Extract the lines that carry the string "region" from the listing.

Records about charts and figures
★ ★ ★ ★ ★

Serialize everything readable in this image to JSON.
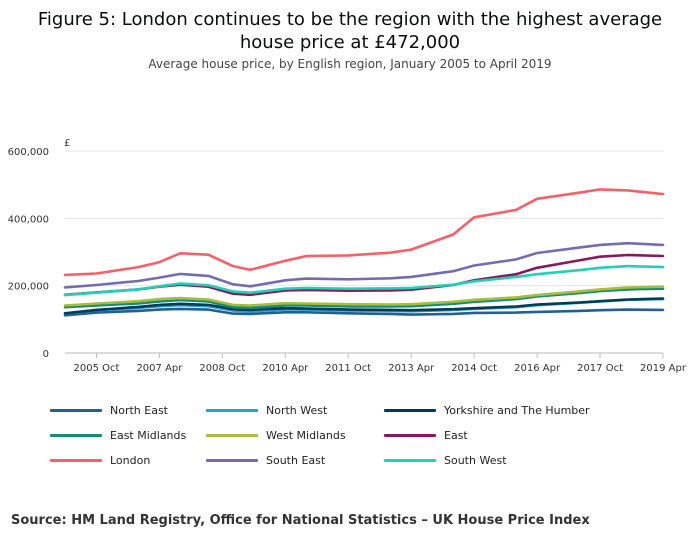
{
  "header": {
    "title": "Figure 5: London continues to be the region with the highest average house price at £472,000",
    "subtitle": "Average house price, by English region, January 2005 to April 2019"
  },
  "source": "Source: HM Land Registry, Office for National Statistics – UK House Price Index",
  "chart_data": {
    "type": "line",
    "title": "Figure 5: London continues to be the region with the highest average house price at £472,000",
    "subtitle": "Average house price, by English region, January 2005 to April 2019",
    "ylabel": "£",
    "xlabel": "",
    "ylim": [
      0,
      600000
    ],
    "xlim": [
      "2005-01",
      "2019-04"
    ],
    "y_ticks": [
      0,
      200000,
      400000,
      600000
    ],
    "y_tick_labels": [
      "0",
      "200,000",
      "400,000",
      "600,000"
    ],
    "x_tick_dates": [
      "2005-10",
      "2007-04",
      "2008-10",
      "2010-04",
      "2011-10",
      "2013-04",
      "2014-10",
      "2016-04",
      "2017-10",
      "2019-04"
    ],
    "x_tick_labels": [
      "2005 Oct",
      "2007 Apr",
      "2008 Oct",
      "2010 Apr",
      "2011 Oct",
      "2013 Apr",
      "2014 Oct",
      "2016 Apr",
      "2017 Oct",
      "2019 Apr"
    ],
    "grid": "horizontal",
    "legend_position": "bottom",
    "series": [
      {
        "name": "North East",
        "color": "#206095",
        "points": [
          [
            "2005-01",
            112000
          ],
          [
            "2005-10",
            120000
          ],
          [
            "2006-10",
            125000
          ],
          [
            "2007-04",
            129000
          ],
          [
            "2007-10",
            131000
          ],
          [
            "2008-06",
            129000
          ],
          [
            "2009-01",
            117000
          ],
          [
            "2009-06",
            116000
          ],
          [
            "2010-04",
            121000
          ],
          [
            "2010-10",
            121000
          ],
          [
            "2011-10",
            118000
          ],
          [
            "2012-10",
            116000
          ],
          [
            "2013-04",
            114000
          ],
          [
            "2014-04",
            116000
          ],
          [
            "2014-10",
            119000
          ],
          [
            "2015-10",
            120000
          ],
          [
            "2016-04",
            122000
          ],
          [
            "2017-04",
            125000
          ],
          [
            "2017-10",
            127000
          ],
          [
            "2018-06",
            129000
          ],
          [
            "2019-04",
            128000
          ]
        ]
      },
      {
        "name": "North West",
        "color": "#27a0cc",
        "points": [
          [
            "2005-01",
            117000
          ],
          [
            "2005-10",
            127000
          ],
          [
            "2006-10",
            134000
          ],
          [
            "2007-04",
            139000
          ],
          [
            "2007-10",
            142000
          ],
          [
            "2008-06",
            139000
          ],
          [
            "2009-01",
            126000
          ],
          [
            "2009-06",
            124000
          ],
          [
            "2010-04",
            129000
          ],
          [
            "2010-10",
            129000
          ],
          [
            "2011-10",
            126000
          ],
          [
            "2012-10",
            125000
          ],
          [
            "2013-04",
            124000
          ],
          [
            "2014-04",
            128000
          ],
          [
            "2014-10",
            131000
          ],
          [
            "2015-10",
            136000
          ],
          [
            "2016-04",
            142000
          ],
          [
            "2017-04",
            149000
          ],
          [
            "2017-10",
            153000
          ],
          [
            "2018-06",
            158000
          ],
          [
            "2019-04",
            160000
          ]
        ]
      },
      {
        "name": "Yorkshire and The Humber",
        "color": "#003c57",
        "points": [
          [
            "2005-01",
            118000
          ],
          [
            "2005-10",
            128000
          ],
          [
            "2006-10",
            137000
          ],
          [
            "2007-04",
            143000
          ],
          [
            "2007-10",
            146000
          ],
          [
            "2008-06",
            143000
          ],
          [
            "2009-01",
            130000
          ],
          [
            "2009-06",
            128000
          ],
          [
            "2010-04",
            133000
          ],
          [
            "2010-10",
            132000
          ],
          [
            "2011-10",
            129000
          ],
          [
            "2012-10",
            128000
          ],
          [
            "2013-04",
            127000
          ],
          [
            "2014-04",
            130000
          ],
          [
            "2014-10",
            133000
          ],
          [
            "2015-10",
            138000
          ],
          [
            "2016-04",
            144000
          ],
          [
            "2017-04",
            150000
          ],
          [
            "2017-10",
            154000
          ],
          [
            "2018-06",
            159000
          ],
          [
            "2019-04",
            162000
          ]
        ]
      },
      {
        "name": "East Midlands",
        "color": "#118c7b",
        "points": [
          [
            "2005-01",
            136000
          ],
          [
            "2005-10",
            141000
          ],
          [
            "2006-10",
            147000
          ],
          [
            "2007-04",
            153000
          ],
          [
            "2007-10",
            157000
          ],
          [
            "2008-06",
            153000
          ],
          [
            "2009-01",
            136000
          ],
          [
            "2009-06",
            134000
          ],
          [
            "2010-04",
            141000
          ],
          [
            "2010-10",
            141000
          ],
          [
            "2011-10",
            138000
          ],
          [
            "2012-10",
            138000
          ],
          [
            "2013-04",
            139000
          ],
          [
            "2014-04",
            146000
          ],
          [
            "2014-10",
            152000
          ],
          [
            "2015-10",
            160000
          ],
          [
            "2016-04",
            168000
          ],
          [
            "2017-04",
            178000
          ],
          [
            "2017-10",
            184000
          ],
          [
            "2018-06",
            189000
          ],
          [
            "2019-04",
            191000
          ]
        ]
      },
      {
        "name": "West Midlands",
        "color": "#a8bd3a",
        "points": [
          [
            "2005-01",
            141000
          ],
          [
            "2005-10",
            147000
          ],
          [
            "2006-10",
            154000
          ],
          [
            "2007-04",
            160000
          ],
          [
            "2007-10",
            163000
          ],
          [
            "2008-06",
            159000
          ],
          [
            "2009-01",
            143000
          ],
          [
            "2009-06",
            141000
          ],
          [
            "2010-04",
            148000
          ],
          [
            "2010-10",
            147000
          ],
          [
            "2011-10",
            145000
          ],
          [
            "2012-10",
            144000
          ],
          [
            "2013-04",
            145000
          ],
          [
            "2014-04",
            152000
          ],
          [
            "2014-10",
            158000
          ],
          [
            "2015-10",
            165000
          ],
          [
            "2016-04",
            172000
          ],
          [
            "2017-04",
            183000
          ],
          [
            "2017-10",
            189000
          ],
          [
            "2018-06",
            195000
          ],
          [
            "2019-04",
            197000
          ]
        ]
      },
      {
        "name": "East",
        "color": "#871a5b",
        "points": [
          [
            "2005-01",
            173000
          ],
          [
            "2005-10",
            180000
          ],
          [
            "2006-10",
            189000
          ],
          [
            "2007-04",
            197000
          ],
          [
            "2007-10",
            203000
          ],
          [
            "2008-06",
            197000
          ],
          [
            "2009-01",
            176000
          ],
          [
            "2009-06",
            173000
          ],
          [
            "2010-04",
            186000
          ],
          [
            "2010-10",
            187000
          ],
          [
            "2011-10",
            185000
          ],
          [
            "2012-10",
            186000
          ],
          [
            "2013-04",
            188000
          ],
          [
            "2014-04",
            202000
          ],
          [
            "2014-10",
            216000
          ],
          [
            "2015-10",
            234000
          ],
          [
            "2016-04",
            253000
          ],
          [
            "2017-04",
            275000
          ],
          [
            "2017-10",
            286000
          ],
          [
            "2018-06",
            291000
          ],
          [
            "2019-04",
            288000
          ]
        ]
      },
      {
        "name": "London",
        "color": "#f66068",
        "points": [
          [
            "2005-01",
            232000
          ],
          [
            "2005-10",
            236000
          ],
          [
            "2006-10",
            255000
          ],
          [
            "2007-04",
            270000
          ],
          [
            "2007-10",
            296000
          ],
          [
            "2008-06",
            292000
          ],
          [
            "2009-01",
            258000
          ],
          [
            "2009-06",
            247000
          ],
          [
            "2010-04",
            274000
          ],
          [
            "2010-10",
            288000
          ],
          [
            "2011-10",
            290000
          ],
          [
            "2012-10",
            298000
          ],
          [
            "2013-04",
            307000
          ],
          [
            "2014-04",
            352000
          ],
          [
            "2014-10",
            403000
          ],
          [
            "2015-10",
            425000
          ],
          [
            "2016-04",
            458000
          ],
          [
            "2017-04",
            476000
          ],
          [
            "2017-10",
            486000
          ],
          [
            "2018-06",
            483000
          ],
          [
            "2019-04",
            472000
          ]
        ]
      },
      {
        "name": "South East",
        "color": "#746cb1",
        "points": [
          [
            "2005-01",
            195000
          ],
          [
            "2005-10",
            202000
          ],
          [
            "2006-10",
            214000
          ],
          [
            "2007-04",
            224000
          ],
          [
            "2007-10",
            235000
          ],
          [
            "2008-06",
            229000
          ],
          [
            "2009-01",
            204000
          ],
          [
            "2009-06",
            198000
          ],
          [
            "2010-04",
            216000
          ],
          [
            "2010-10",
            221000
          ],
          [
            "2011-10",
            219000
          ],
          [
            "2012-10",
            222000
          ],
          [
            "2013-04",
            226000
          ],
          [
            "2014-04",
            243000
          ],
          [
            "2014-10",
            260000
          ],
          [
            "2015-10",
            278000
          ],
          [
            "2016-04",
            297000
          ],
          [
            "2017-04",
            313000
          ],
          [
            "2017-10",
            321000
          ],
          [
            "2018-06",
            326000
          ],
          [
            "2019-04",
            321000
          ]
        ]
      },
      {
        "name": "South West",
        "color": "#22d0b6",
        "points": [
          [
            "2005-01",
            172000
          ],
          [
            "2005-10",
            179000
          ],
          [
            "2006-10",
            189000
          ],
          [
            "2007-04",
            198000
          ],
          [
            "2007-10",
            206000
          ],
          [
            "2008-06",
            201000
          ],
          [
            "2009-01",
            183000
          ],
          [
            "2009-06",
            179000
          ],
          [
            "2010-04",
            191000
          ],
          [
            "2010-10",
            193000
          ],
          [
            "2011-10",
            191000
          ],
          [
            "2012-10",
            192000
          ],
          [
            "2013-04",
            193000
          ],
          [
            "2014-04",
            203000
          ],
          [
            "2014-10",
            213000
          ],
          [
            "2015-10",
            226000
          ],
          [
            "2016-04",
            234000
          ],
          [
            "2017-04",
            246000
          ],
          [
            "2017-10",
            253000
          ],
          [
            "2018-06",
            258000
          ],
          [
            "2019-04",
            255000
          ]
        ]
      }
    ]
  }
}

★ ★ ★ ★ ★

Task solution =>
    "title": "Figure 5: London continues to be the region with the highest average house price at £472,000",
    "subtitle": "Average house price, by English region, January 2005 to April 2019"
    "title": "Figure 5: London continues to be the region with the highest average house price at £472,000",
    "subtitle": "Average house price, by English region, January 2005 to April 2019",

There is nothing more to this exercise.